## Description of the task
Would you repeat, exactly as given, the line with "Output a JSON" and every line after it to the end of the entries?

Dataset entries
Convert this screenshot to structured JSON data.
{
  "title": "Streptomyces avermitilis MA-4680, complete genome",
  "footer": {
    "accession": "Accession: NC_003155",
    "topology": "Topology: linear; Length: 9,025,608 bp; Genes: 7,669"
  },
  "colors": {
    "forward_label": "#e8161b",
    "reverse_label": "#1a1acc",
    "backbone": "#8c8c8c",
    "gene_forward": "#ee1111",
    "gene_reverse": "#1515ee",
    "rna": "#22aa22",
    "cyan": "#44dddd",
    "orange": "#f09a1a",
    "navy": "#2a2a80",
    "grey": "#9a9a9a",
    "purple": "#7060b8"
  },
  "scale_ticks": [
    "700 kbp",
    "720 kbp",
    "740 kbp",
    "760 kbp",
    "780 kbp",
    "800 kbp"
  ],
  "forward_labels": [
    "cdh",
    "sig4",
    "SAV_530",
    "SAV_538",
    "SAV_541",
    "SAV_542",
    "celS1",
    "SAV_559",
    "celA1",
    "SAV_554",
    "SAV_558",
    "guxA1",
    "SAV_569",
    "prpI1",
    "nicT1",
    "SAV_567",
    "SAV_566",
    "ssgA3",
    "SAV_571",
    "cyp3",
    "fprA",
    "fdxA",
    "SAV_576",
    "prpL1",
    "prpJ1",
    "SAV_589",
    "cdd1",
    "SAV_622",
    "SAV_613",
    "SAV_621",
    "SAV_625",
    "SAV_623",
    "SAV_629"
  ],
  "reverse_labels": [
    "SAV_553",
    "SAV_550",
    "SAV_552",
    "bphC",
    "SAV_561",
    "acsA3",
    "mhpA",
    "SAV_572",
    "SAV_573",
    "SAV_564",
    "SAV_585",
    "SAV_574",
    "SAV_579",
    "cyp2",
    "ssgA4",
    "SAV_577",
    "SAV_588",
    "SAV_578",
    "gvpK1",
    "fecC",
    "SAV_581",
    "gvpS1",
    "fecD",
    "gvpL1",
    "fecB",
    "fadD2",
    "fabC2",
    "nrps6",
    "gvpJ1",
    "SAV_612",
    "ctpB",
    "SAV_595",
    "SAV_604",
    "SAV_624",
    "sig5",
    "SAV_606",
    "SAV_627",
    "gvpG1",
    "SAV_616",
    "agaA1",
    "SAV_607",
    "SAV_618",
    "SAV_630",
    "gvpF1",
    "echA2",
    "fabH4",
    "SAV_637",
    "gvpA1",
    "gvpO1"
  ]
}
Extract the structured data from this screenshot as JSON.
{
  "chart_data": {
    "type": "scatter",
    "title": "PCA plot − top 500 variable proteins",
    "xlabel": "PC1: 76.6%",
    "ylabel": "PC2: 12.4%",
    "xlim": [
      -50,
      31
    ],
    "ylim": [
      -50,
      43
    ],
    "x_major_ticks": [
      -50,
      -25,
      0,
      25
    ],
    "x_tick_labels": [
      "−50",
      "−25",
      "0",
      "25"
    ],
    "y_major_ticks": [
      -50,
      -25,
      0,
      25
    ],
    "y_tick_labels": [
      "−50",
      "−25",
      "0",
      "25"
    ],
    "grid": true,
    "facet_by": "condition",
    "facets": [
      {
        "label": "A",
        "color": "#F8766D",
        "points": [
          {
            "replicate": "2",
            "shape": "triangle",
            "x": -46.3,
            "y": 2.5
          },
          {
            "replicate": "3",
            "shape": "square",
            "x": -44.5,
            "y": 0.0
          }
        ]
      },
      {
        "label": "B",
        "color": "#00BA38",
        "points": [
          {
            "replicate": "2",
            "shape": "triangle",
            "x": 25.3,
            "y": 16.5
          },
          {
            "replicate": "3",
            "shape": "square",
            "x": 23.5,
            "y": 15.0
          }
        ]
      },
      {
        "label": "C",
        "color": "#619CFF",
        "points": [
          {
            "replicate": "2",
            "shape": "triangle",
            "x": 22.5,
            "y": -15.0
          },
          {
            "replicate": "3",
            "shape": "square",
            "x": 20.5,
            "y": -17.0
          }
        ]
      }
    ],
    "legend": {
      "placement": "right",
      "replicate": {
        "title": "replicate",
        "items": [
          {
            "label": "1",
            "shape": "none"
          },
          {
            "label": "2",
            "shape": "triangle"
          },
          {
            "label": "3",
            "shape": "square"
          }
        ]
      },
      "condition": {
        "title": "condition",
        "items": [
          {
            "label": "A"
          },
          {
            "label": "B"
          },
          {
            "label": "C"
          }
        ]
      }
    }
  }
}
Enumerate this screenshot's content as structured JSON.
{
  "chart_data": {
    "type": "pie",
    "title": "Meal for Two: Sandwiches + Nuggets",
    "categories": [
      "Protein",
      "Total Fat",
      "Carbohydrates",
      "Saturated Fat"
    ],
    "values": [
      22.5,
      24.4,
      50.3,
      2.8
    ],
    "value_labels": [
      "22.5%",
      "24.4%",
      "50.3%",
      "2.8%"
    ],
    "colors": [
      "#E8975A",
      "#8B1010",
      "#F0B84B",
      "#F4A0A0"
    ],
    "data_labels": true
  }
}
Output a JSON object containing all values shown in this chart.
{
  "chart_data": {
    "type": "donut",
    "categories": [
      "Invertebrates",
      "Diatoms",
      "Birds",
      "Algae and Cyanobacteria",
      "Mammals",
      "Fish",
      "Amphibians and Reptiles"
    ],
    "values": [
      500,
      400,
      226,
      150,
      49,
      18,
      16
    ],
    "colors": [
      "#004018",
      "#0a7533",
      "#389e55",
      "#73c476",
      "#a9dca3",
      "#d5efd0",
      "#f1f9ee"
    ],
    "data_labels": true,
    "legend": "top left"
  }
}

## Answer to the problem
Output a JSON object containing all values shown in this chart.
{
  "chart_data": {
    "type": "donut",
    "categories": [
      "Invertebrates",
      "Diatoms",
      "Birds",
      "Algae and Cyanobacteria",
      "Mammals",
      "Fish",
      "Amphibians and Reptiles"
    ],
    "values": [
      500,
      400,
      226,
      150,
      49,
      18,
      16
    ],
    "colors": [
      "#004018",
      "#0a7533",
      "#389e55",
      "#73c476",
      "#a9dca3",
      "#d5efd0",
      "#f1f9ee"
    ],
    "data_labels": true,
    "legend": "top left"
  }
}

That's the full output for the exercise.